• Exercise
Write out every line below that includes the word "debt".

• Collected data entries
________________________

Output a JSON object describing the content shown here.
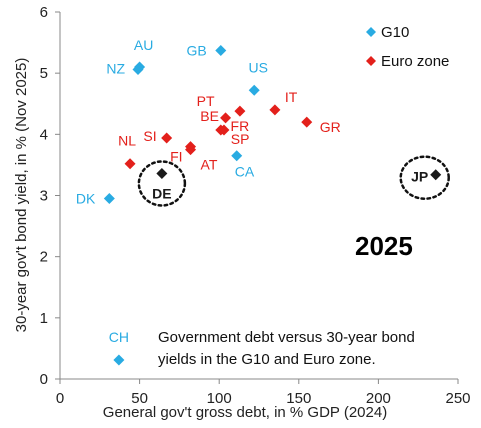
{
  "chart_data": {
    "type": "scatter",
    "xlabel": "General gov't gross debt, in % GDP (2024)",
    "ylabel": "30-year gov't bond yield, in % (Nov 2025)",
    "xlim": [
      0,
      250
    ],
    "ylim": [
      0,
      6
    ],
    "x_ticks": [
      "0",
      "50",
      "100",
      "150",
      "200",
      "250"
    ],
    "y_ticks": [
      "0",
      "1",
      "2",
      "3",
      "4",
      "5",
      "6"
    ],
    "grid": false,
    "year_label": "2025",
    "note_lines": [
      "Government debt versus 30-year bond",
      "yields in the G10 and Euro zone."
    ],
    "legend_position": "top-right",
    "series": [
      {
        "name": "G10",
        "color": "#29abe2",
        "points": [
          {
            "label": "AU",
            "x": 50,
            "y": 5.1
          },
          {
            "label": "NZ",
            "x": 49,
            "y": 5.06
          },
          {
            "label": "GB",
            "x": 101,
            "y": 5.37
          },
          {
            "label": "US",
            "x": 122,
            "y": 4.72
          },
          {
            "label": "CA",
            "x": 111,
            "y": 3.65
          },
          {
            "label": "DK",
            "x": 31,
            "y": 2.95
          },
          {
            "label": "CH",
            "x": 37,
            "y": 0.31
          }
        ]
      },
      {
        "name": "Euro zone",
        "color": "#e3201b",
        "points": [
          {
            "label": "PT",
            "x": 104,
            "y": 4.27
          },
          {
            "label": "IT",
            "x": 135,
            "y": 4.4
          },
          {
            "label": "FR",
            "x": 113,
            "y": 4.38
          },
          {
            "label": "GR",
            "x": 155,
            "y": 4.2
          },
          {
            "label": "BE",
            "x": 103,
            "y": 4.07
          },
          {
            "label": "SP",
            "x": 101,
            "y": 4.07
          },
          {
            "label": "SI",
            "x": 67,
            "y": 3.94
          },
          {
            "label": "AT",
            "x": 82,
            "y": 3.8
          },
          {
            "label": "FI",
            "x": 82,
            "y": 3.75
          },
          {
            "label": "NL",
            "x": 44,
            "y": 3.52
          }
        ]
      },
      {
        "name": "",
        "color": "#1a1a1a",
        "points": [
          {
            "label": "DE",
            "x": 64,
            "y": 3.36
          },
          {
            "label": "JP",
            "x": 236,
            "y": 3.34
          }
        ]
      }
    ]
  }
}
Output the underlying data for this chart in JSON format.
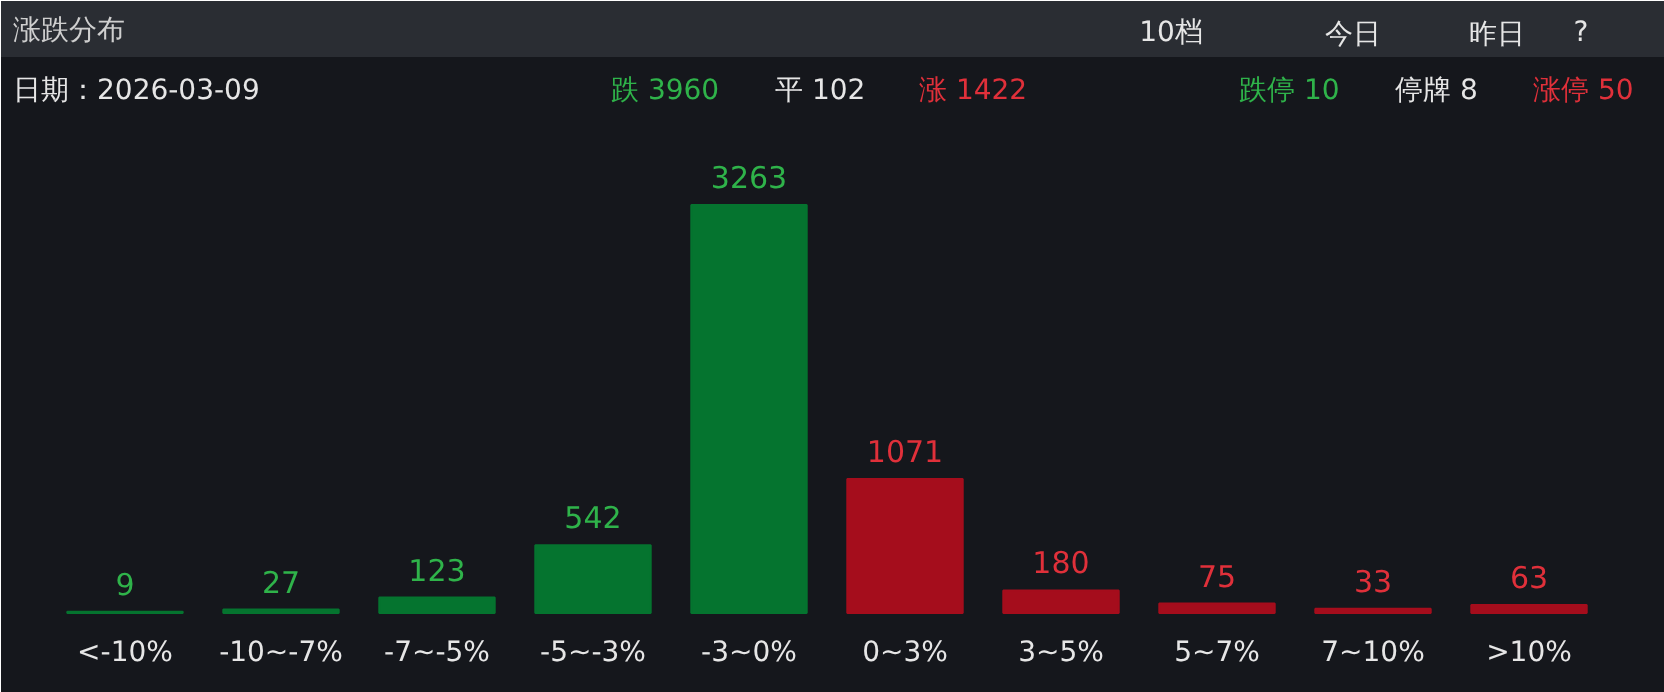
{
  "chart_data": {
    "type": "bar",
    "title": "涨跌分布",
    "categories": [
      "<-10%",
      "-10~-7%",
      "-7~-5%",
      "-5~-3%",
      "-3~0%",
      "0~3%",
      "3~5%",
      "5~7%",
      "7~10%",
      ">10%"
    ],
    "values": [
      9,
      27,
      123,
      542,
      3263,
      1071,
      180,
      75,
      33,
      63
    ],
    "colors": [
      "#05742f",
      "#05742f",
      "#05742f",
      "#05742f",
      "#05742f",
      "#a50d1c",
      "#a50d1c",
      "#a50d1c",
      "#a50d1c",
      "#a50d1c"
    ],
    "data_labels": true,
    "annotations": [
      "10档",
      "今日",
      "昨日",
      "?",
      "日期：2026-03-09",
      "跌 3960",
      "平 102",
      "涨 1422",
      "跌停 10",
      "停牌 8",
      "涨停 50"
    ]
  }
}
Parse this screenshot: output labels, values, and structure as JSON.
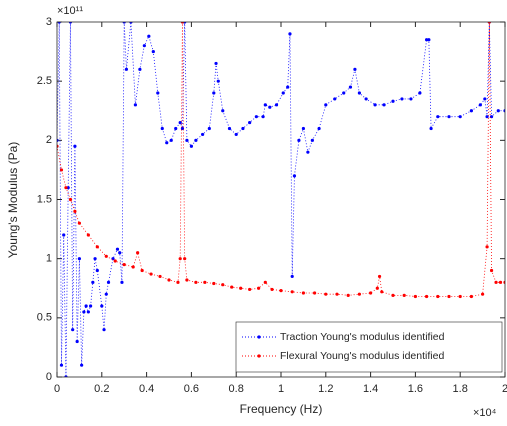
{
  "chart_data": {
    "type": "line",
    "xlabel": "Frequency (Hz)",
    "ylabel": "Young's Modulus (Pa)",
    "x_multiplier": "×10⁴",
    "y_multiplier": "×10¹¹",
    "xlim": [
      0,
      2
    ],
    "xticks": [
      0,
      0.2,
      0.4,
      0.6,
      0.8,
      1,
      1.2,
      1.4,
      1.6,
      1.8,
      2
    ],
    "ylim": [
      0,
      3
    ],
    "yticks": [
      0,
      0.5,
      1,
      1.5,
      2,
      2.5,
      3
    ],
    "legend": "lower right",
    "series": [
      {
        "name": "Traction Young's modulus identified",
        "color": "#0000ff",
        "x": [
          0,
          0.01,
          0.02,
          0.03,
          0.04,
          0.05,
          0.06,
          0.07,
          0.08,
          0.09,
          0.1,
          0.11,
          0.12,
          0.13,
          0.14,
          0.15,
          0.16,
          0.17,
          0.18,
          0.2,
          0.21,
          0.22,
          0.23,
          0.25,
          0.27,
          0.28,
          0.29,
          0.3,
          0.31,
          0.33,
          0.35,
          0.37,
          0.39,
          0.41,
          0.43,
          0.45,
          0.47,
          0.49,
          0.51,
          0.53,
          0.55,
          0.56,
          0.57,
          0.58,
          0.6,
          0.62,
          0.65,
          0.68,
          0.7,
          0.71,
          0.72,
          0.74,
          0.77,
          0.8,
          0.83,
          0.86,
          0.89,
          0.92,
          0.93,
          0.95,
          0.98,
          1.01,
          1.03,
          1.04,
          1.05,
          1.06,
          1.08,
          1.1,
          1.12,
          1.14,
          1.17,
          1.2,
          1.24,
          1.28,
          1.31,
          1.33,
          1.35,
          1.38,
          1.42,
          1.46,
          1.5,
          1.54,
          1.58,
          1.62,
          1.65,
          1.66,
          1.67,
          1.7,
          1.75,
          1.8,
          1.85,
          1.89,
          1.91,
          1.92,
          1.93,
          1.94,
          1.97,
          2
        ],
        "values": [
          2.0,
          3.0,
          0.1,
          1.2,
          0,
          1.6,
          3.0,
          0.4,
          1.95,
          0.3,
          1.0,
          0.1,
          0.55,
          0.6,
          0.55,
          0.6,
          0.8,
          1.0,
          0.9,
          0.6,
          0.4,
          0.7,
          0.8,
          1.0,
          1.08,
          1.05,
          0.8,
          3.0,
          2.6,
          3.0,
          2.3,
          2.6,
          2.8,
          2.88,
          2.75,
          2.4,
          2.1,
          1.98,
          2.0,
          2.1,
          2.15,
          2.1,
          3.0,
          2.0,
          1.95,
          2.0,
          2.05,
          2.1,
          2.4,
          2.65,
          2.5,
          2.25,
          2.1,
          2.05,
          2.1,
          2.15,
          2.2,
          2.2,
          2.3,
          2.28,
          2.3,
          2.4,
          2.45,
          2.9,
          0.85,
          1.7,
          2.0,
          2.1,
          1.9,
          2.0,
          2.1,
          2.3,
          2.35,
          2.4,
          2.45,
          2.6,
          2.4,
          2.35,
          2.3,
          2.3,
          2.33,
          2.35,
          2.35,
          2.4,
          2.85,
          2.85,
          2.1,
          2.2,
          2.2,
          2.2,
          2.25,
          2.3,
          2.35,
          2.2,
          3.0,
          2.2,
          2.25,
          2.25
        ]
      },
      {
        "name": "Flexural Young's modulus identified",
        "color": "#ff0000",
        "x": [
          0,
          0.02,
          0.04,
          0.06,
          0.08,
          0.1,
          0.14,
          0.18,
          0.22,
          0.26,
          0.3,
          0.34,
          0.36,
          0.38,
          0.42,
          0.46,
          0.5,
          0.54,
          0.55,
          0.56,
          0.57,
          0.58,
          0.62,
          0.66,
          0.7,
          0.74,
          0.78,
          0.82,
          0.86,
          0.9,
          0.93,
          0.96,
          1,
          1.05,
          1.1,
          1.15,
          1.2,
          1.25,
          1.3,
          1.35,
          1.4,
          1.43,
          1.44,
          1.45,
          1.5,
          1.55,
          1.6,
          1.65,
          1.7,
          1.75,
          1.8,
          1.85,
          1.9,
          1.92,
          1.93,
          1.94,
          1.96,
          1.98,
          2
        ],
        "values": [
          1.95,
          1.75,
          1.6,
          1.5,
          1.4,
          1.3,
          1.2,
          1.1,
          1.02,
          0.98,
          0.95,
          0.93,
          1.05,
          0.9,
          0.87,
          0.85,
          0.82,
          0.8,
          1.0,
          3.0,
          1.0,
          0.82,
          0.8,
          0.8,
          0.79,
          0.78,
          0.76,
          0.75,
          0.74,
          0.75,
          0.8,
          0.74,
          0.73,
          0.72,
          0.71,
          0.71,
          0.7,
          0.7,
          0.69,
          0.7,
          0.71,
          0.75,
          0.85,
          0.72,
          0.69,
          0.69,
          0.68,
          0.68,
          0.68,
          0.68,
          0.68,
          0.68,
          0.7,
          1.1,
          3.0,
          0.9,
          0.8,
          0.8,
          0.8
        ]
      }
    ]
  }
}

________________________

• Exercise answer
    "xlabel": "General gov't gross debt, in % GDP (2024)",
      "Government debt versus 30-year bond",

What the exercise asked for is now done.